*Provided information:*
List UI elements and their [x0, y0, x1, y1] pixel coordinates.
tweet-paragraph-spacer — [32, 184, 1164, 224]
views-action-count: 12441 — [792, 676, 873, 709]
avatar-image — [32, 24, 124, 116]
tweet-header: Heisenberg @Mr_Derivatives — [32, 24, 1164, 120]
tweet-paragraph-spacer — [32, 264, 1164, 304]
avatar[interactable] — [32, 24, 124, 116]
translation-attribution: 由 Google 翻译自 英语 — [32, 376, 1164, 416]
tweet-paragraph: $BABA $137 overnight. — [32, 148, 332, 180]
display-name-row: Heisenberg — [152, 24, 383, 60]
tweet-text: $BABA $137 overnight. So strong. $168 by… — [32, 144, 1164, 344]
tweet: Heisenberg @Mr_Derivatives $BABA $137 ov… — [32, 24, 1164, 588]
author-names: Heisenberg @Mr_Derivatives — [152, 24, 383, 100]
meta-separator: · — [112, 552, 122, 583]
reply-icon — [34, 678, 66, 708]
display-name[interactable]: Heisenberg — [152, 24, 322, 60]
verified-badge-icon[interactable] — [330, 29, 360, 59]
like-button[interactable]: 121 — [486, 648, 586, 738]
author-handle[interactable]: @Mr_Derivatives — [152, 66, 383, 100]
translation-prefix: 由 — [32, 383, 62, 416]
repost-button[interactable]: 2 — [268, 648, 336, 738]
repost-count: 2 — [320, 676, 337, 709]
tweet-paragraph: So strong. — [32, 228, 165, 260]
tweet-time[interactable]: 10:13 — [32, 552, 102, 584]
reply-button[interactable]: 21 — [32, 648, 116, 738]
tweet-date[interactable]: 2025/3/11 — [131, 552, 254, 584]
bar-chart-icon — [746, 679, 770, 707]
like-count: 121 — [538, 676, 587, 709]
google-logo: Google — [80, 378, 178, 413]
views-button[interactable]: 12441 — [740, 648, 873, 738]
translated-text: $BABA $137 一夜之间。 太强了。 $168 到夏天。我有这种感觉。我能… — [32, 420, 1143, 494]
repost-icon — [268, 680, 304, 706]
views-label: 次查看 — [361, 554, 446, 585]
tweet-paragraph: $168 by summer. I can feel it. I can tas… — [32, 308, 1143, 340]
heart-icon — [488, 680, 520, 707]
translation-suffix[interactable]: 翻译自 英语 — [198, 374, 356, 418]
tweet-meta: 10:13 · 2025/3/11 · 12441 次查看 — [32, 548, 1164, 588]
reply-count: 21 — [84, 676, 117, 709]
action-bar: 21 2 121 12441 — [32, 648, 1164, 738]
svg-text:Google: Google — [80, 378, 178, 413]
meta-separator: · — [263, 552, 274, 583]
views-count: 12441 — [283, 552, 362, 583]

*Your objective:* Render every line of the material above as a Markdown table with the columns "Row" and "Line," numbering the rows in order and leaving out any blank lines.

*Answer:*
| Row | Line |
|---|---|
| 1 | List UI elements and their [x0, y0, x1, y1] pixel coordinates. |
| 2 | tweet-paragraph-spacer — [32, 184, 1164, 224] |
| 3 | views-action-count: 12441 — [792, 676, 873, 709] |
| 4 | avatar-image — [32, 24, 124, 116] |
| 5 | tweet-header: Heisenberg @Mr_Derivatives — [32, 24, 1164, 120] |
| 6 | tweet-paragraph-spacer — [32, 264, 1164, 304] |
| 7 | avatar[interactable] — [32, 24, 124, 116] |
| 8 | translation-attribution: 由 Google 翻译自 英语 — [32, 376, 1164, 416] |
| 9 | tweet-paragraph: $BABA $137 overnight. — [32, 148, 332, 180] |
| 10 | display-name-row: Heisenberg — [152, 24, 383, 60] |
| 11 | tweet-text: $BABA $137 overnight. So strong. $168 by… — [32, 144, 1164, 344] |
| 12 | tweet: Heisenberg @Mr_Derivatives $BABA $137 ov… — [32, 24, 1164, 588] |
| 13 | author-names: Heisenberg @Mr_Derivatives — [152, 24, 383, 100] |
| 14 | meta-separator: · — [112, 552, 122, 583] |
| 15 | reply-icon — [34, 678, 66, 708] |
| 16 | display-name[interactable]: Heisenberg — [152, 24, 322, 60] |
| 17 | verified-badge-icon[interactable] — [330, 29, 360, 59] |
| 18 | like-button[interactable]: 121 — [486, 648, 586, 738] |
| 19 | author-handle[interactable]: @Mr_Derivatives — [152, 66, 383, 100] |
| 20 | translation-prefix: 由 — [32, 383, 62, 416] |
| 21 | repost-button[interactable]: 2 — [268, 648, 336, 738] |
| 22 | repost-count: 2 — [320, 676, 337, 709] |
| 23 | tweet-paragraph: So strong. — [32, 228, 165, 260] |
| 24 | tweet-time[interactable]: 10:13 — [32, 552, 102, 584] |
| 25 | reply-button[interactable]: 21 — [32, 648, 116, 738] |
| 26 | tweet-date[interactable]: 2025/3/11 — [131, 552, 254, 584] |
| 27 | bar-chart-icon — [746, 679, 770, 707] |
| 28 | like-count: 121 — [538, 676, 587, 709] |
| 29 | google-logo: Google — [80, 378, 178, 413] |
| 30 | views-button[interactable]: 12441 — [740, 648, 873, 738] |
| 31 | translated-text: $BABA $137 一夜之间。 太强了。 $168 到夏天。我有这种感觉。我能… — [32, 420, 1143, 494] |
| 32 | repost-icon — [268, 680, 304, 706] |
| 33 | views-label: 次查看 — [361, 554, 446, 585] |
| 34 | tweet-paragraph: $168 by summer. I can feel it. I can tas… — [32, 308, 1143, 340] |
| 35 | heart-icon — [488, 680, 520, 707] |
| 36 | translation-suffix[interactable]: 翻译自 英语 — [198, 374, 356, 418] |
| 37 | tweet-meta: 10:13 · 2025/3/11 · 12441 次查看 — [32, 548, 1164, 588] |
| 38 | reply-count: 21 — [84, 676, 117, 709] |
| 39 | action-bar: 21 2 121 12441 — [32, 648, 1164, 738] |
| 40 | svg-text:Google: Google — [80, 378, 178, 413] |
| 41 | meta-separator: · — [263, 552, 274, 583] |
| 42 | views-count: 12441 — [283, 552, 362, 583] |